=== Set exercise ===
In the records below, find each line containing the word "وثلث" and copy it.

....

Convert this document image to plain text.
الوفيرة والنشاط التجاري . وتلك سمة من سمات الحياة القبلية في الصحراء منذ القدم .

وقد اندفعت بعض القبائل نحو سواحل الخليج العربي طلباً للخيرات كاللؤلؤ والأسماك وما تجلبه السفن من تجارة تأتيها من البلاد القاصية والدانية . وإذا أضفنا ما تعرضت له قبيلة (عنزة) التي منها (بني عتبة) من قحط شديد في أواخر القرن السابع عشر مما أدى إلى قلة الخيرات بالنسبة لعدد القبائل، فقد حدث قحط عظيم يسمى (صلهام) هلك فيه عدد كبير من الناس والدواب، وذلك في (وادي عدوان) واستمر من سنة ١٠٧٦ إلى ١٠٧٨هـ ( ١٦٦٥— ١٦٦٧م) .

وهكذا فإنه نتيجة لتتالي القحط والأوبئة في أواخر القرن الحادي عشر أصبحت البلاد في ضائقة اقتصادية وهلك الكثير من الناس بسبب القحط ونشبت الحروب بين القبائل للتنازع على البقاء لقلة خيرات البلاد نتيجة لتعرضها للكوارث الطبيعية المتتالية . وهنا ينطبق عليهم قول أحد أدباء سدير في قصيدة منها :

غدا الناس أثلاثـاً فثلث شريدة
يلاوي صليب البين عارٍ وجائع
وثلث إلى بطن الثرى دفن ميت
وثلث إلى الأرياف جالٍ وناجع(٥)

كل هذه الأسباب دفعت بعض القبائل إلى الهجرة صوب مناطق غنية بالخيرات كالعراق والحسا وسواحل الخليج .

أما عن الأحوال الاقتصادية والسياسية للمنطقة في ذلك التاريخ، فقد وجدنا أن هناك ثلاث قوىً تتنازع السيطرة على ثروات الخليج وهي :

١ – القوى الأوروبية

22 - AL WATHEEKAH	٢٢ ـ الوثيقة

....

=== Answer in full ===
وثلث إلى بطن الثرى دفن ميت
وثلث إلى الأرياف جالٍ وناجع(٥)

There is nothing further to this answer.